WHAT THIS TASK INVOLVES.
Below are the records; reproduce all of them exactly but without any images.

## START RECORDS

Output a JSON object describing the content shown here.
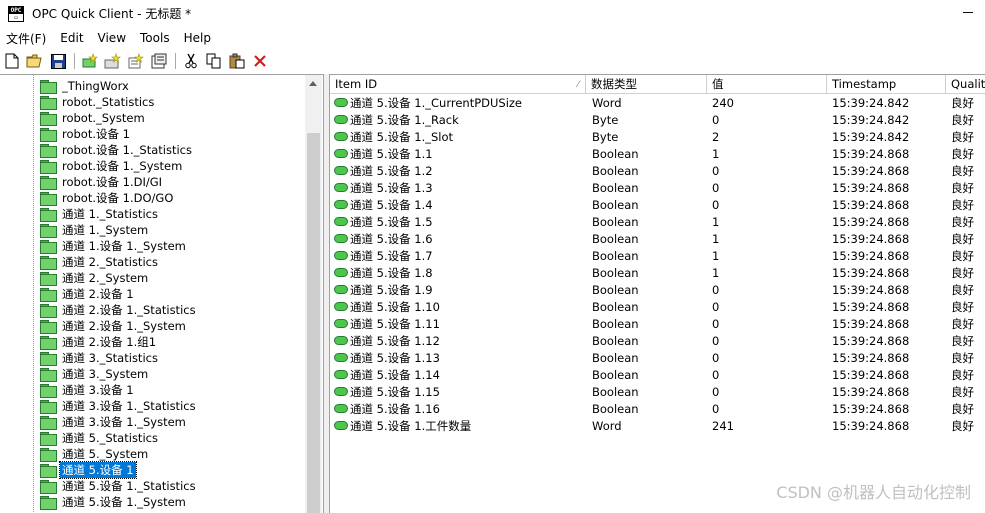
{
  "window": {
    "title": "OPC Quick Client - 无标题 *"
  },
  "menu": [
    "文件(F)",
    "Edit",
    "View",
    "Tools",
    "Help"
  ],
  "toolbar": {
    "buttons": [
      "new-file-icon",
      "open-folder-icon",
      "save-icon",
      "new-server-icon",
      "new-group-icon",
      "new-item-icon",
      "properties-icon",
      "cut-icon",
      "copy-icon",
      "paste-icon",
      "delete-icon"
    ]
  },
  "tree": {
    "items": [
      "_ThingWorx",
      "robot._Statistics",
      "robot._System",
      "robot.设备 1",
      "robot.设备 1._Statistics",
      "robot.设备 1._System",
      "robot.设备 1.DI/GI",
      "robot.设备 1.DO/GO",
      "通道 1._Statistics",
      "通道 1._System",
      "通道 1.设备 1._System",
      "通道 2._Statistics",
      "通道 2._System",
      "通道 2.设备 1",
      "通道 2.设备 1._Statistics",
      "通道 2.设备 1._System",
      "通道 2.设备 1.组1",
      "通道 3._Statistics",
      "通道 3._System",
      "通道 3.设备 1",
      "通道 3.设备 1._Statistics",
      "通道 3.设备 1._System",
      "通道 5._Statistics",
      "通道 5._System",
      "通道 5.设备 1",
      "通道 5.设备 1._Statistics",
      "通道 5.设备 1._System"
    ],
    "selected_index": 24
  },
  "table": {
    "columns": [
      "Item ID",
      "数据类型",
      "值",
      "Timestamp",
      "Quality"
    ],
    "rows": [
      [
        "通道 5.设备 1._CurrentPDUSize",
        "Word",
        "240",
        "15:39:24.842",
        "良好"
      ],
      [
        "通道 5.设备 1._Rack",
        "Byte",
        "0",
        "15:39:24.842",
        "良好"
      ],
      [
        "通道 5.设备 1._Slot",
        "Byte",
        "2",
        "15:39:24.842",
        "良好"
      ],
      [
        "通道 5.设备 1.1",
        "Boolean",
        "1",
        "15:39:24.868",
        "良好"
      ],
      [
        "通道 5.设备 1.2",
        "Boolean",
        "0",
        "15:39:24.868",
        "良好"
      ],
      [
        "通道 5.设备 1.3",
        "Boolean",
        "0",
        "15:39:24.868",
        "良好"
      ],
      [
        "通道 5.设备 1.4",
        "Boolean",
        "0",
        "15:39:24.868",
        "良好"
      ],
      [
        "通道 5.设备 1.5",
        "Boolean",
        "1",
        "15:39:24.868",
        "良好"
      ],
      [
        "通道 5.设备 1.6",
        "Boolean",
        "1",
        "15:39:24.868",
        "良好"
      ],
      [
        "通道 5.设备 1.7",
        "Boolean",
        "1",
        "15:39:24.868",
        "良好"
      ],
      [
        "通道 5.设备 1.8",
        "Boolean",
        "1",
        "15:39:24.868",
        "良好"
      ],
      [
        "通道 5.设备 1.9",
        "Boolean",
        "0",
        "15:39:24.868",
        "良好"
      ],
      [
        "通道 5.设备 1.10",
        "Boolean",
        "0",
        "15:39:24.868",
        "良好"
      ],
      [
        "通道 5.设备 1.11",
        "Boolean",
        "0",
        "15:39:24.868",
        "良好"
      ],
      [
        "通道 5.设备 1.12",
        "Boolean",
        "0",
        "15:39:24.868",
        "良好"
      ],
      [
        "通道 5.设备 1.13",
        "Boolean",
        "0",
        "15:39:24.868",
        "良好"
      ],
      [
        "通道 5.设备 1.14",
        "Boolean",
        "0",
        "15:39:24.868",
        "良好"
      ],
      [
        "通道 5.设备 1.15",
        "Boolean",
        "0",
        "15:39:24.868",
        "良好"
      ],
      [
        "通道 5.设备 1.16",
        "Boolean",
        "0",
        "15:39:24.868",
        "良好"
      ],
      [
        "通道 5.设备 1.工件数量",
        "Word",
        "241",
        "15:39:24.868",
        "良好"
      ]
    ]
  },
  "watermark": "CSDN @机器人自动化控制"
}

## END RECORDS

PROBLEM SOLUTION.
Output a JSON object describing the content shown here.
{
  "window": {
    "title": "OPC Quick Client - 无标题 *"
  },
  "menu": [
    "文件(F)",
    "Edit",
    "View",
    "Tools",
    "Help"
  ],
  "toolbar": {
    "buttons": [
      "new-file-icon",
      "open-folder-icon",
      "save-icon",
      "new-server-icon",
      "new-group-icon",
      "new-item-icon",
      "properties-icon",
      "cut-icon",
      "copy-icon",
      "paste-icon",
      "delete-icon"
    ]
  },
  "tree": {
    "items": [
      "_ThingWorx",
      "robot._Statistics",
      "robot._System",
      "robot.设备 1",
      "robot.设备 1._Statistics",
      "robot.设备 1._System",
      "robot.设备 1.DI/GI",
      "robot.设备 1.DO/GO",
      "通道 1._Statistics",
      "通道 1._System",
      "通道 1.设备 1._System",
      "通道 2._Statistics",
      "通道 2._System",
      "通道 2.设备 1",
      "通道 2.设备 1._Statistics",
      "通道 2.设备 1._System",
      "通道 2.设备 1.组1",
      "通道 3._Statistics",
      "通道 3._System",
      "通道 3.设备 1",
      "通道 3.设备 1._Statistics",
      "通道 3.设备 1._System",
      "通道 5._Statistics",
      "通道 5._System",
      "通道 5.设备 1",
      "通道 5.设备 1._Statistics",
      "通道 5.设备 1._System"
    ],
    "selected_index": 24
  },
  "table": {
    "columns": [
      "Item ID",
      "数据类型",
      "值",
      "Timestamp",
      "Quality"
    ],
    "rows": [
      [
        "通道 5.设备 1._CurrentPDUSize",
        "Word",
        "240",
        "15:39:24.842",
        "良好"
      ],
      [
        "通道 5.设备 1._Rack",
        "Byte",
        "0",
        "15:39:24.842",
        "良好"
      ],
      [
        "通道 5.设备 1._Slot",
        "Byte",
        "2",
        "15:39:24.842",
        "良好"
      ],
      [
        "通道 5.设备 1.1",
        "Boolean",
        "1",
        "15:39:24.868",
        "良好"
      ],
      [
        "通道 5.设备 1.2",
        "Boolean",
        "0",
        "15:39:24.868",
        "良好"
      ],
      [
        "通道 5.设备 1.3",
        "Boolean",
        "0",
        "15:39:24.868",
        "良好"
      ],
      [
        "通道 5.设备 1.4",
        "Boolean",
        "0",
        "15:39:24.868",
        "良好"
      ],
      [
        "通道 5.设备 1.5",
        "Boolean",
        "1",
        "15:39:24.868",
        "良好"
      ],
      [
        "通道 5.设备 1.6",
        "Boolean",
        "1",
        "15:39:24.868",
        "良好"
      ],
      [
        "通道 5.设备 1.7",
        "Boolean",
        "1",
        "15:39:24.868",
        "良好"
      ],
      [
        "通道 5.设备 1.8",
        "Boolean",
        "1",
        "15:39:24.868",
        "良好"
      ],
      [
        "通道 5.设备 1.9",
        "Boolean",
        "0",
        "15:39:24.868",
        "良好"
      ],
      [
        "通道 5.设备 1.10",
        "Boolean",
        "0",
        "15:39:24.868",
        "良好"
      ],
      [
        "通道 5.设备 1.11",
        "Boolean",
        "0",
        "15:39:24.868",
        "良好"
      ],
      [
        "通道 5.设备 1.12",
        "Boolean",
        "0",
        "15:39:24.868",
        "良好"
      ],
      [
        "通道 5.设备 1.13",
        "Boolean",
        "0",
        "15:39:24.868",
        "良好"
      ],
      [
        "通道 5.设备 1.14",
        "Boolean",
        "0",
        "15:39:24.868",
        "良好"
      ],
      [
        "通道 5.设备 1.15",
        "Boolean",
        "0",
        "15:39:24.868",
        "良好"
      ],
      [
        "通道 5.设备 1.16",
        "Boolean",
        "0",
        "15:39:24.868",
        "良好"
      ],
      [
        "通道 5.设备 1.工件数量",
        "Word",
        "241",
        "15:39:24.868",
        "良好"
      ]
    ]
  },
  "watermark": "CSDN @机器人自动化控制"
}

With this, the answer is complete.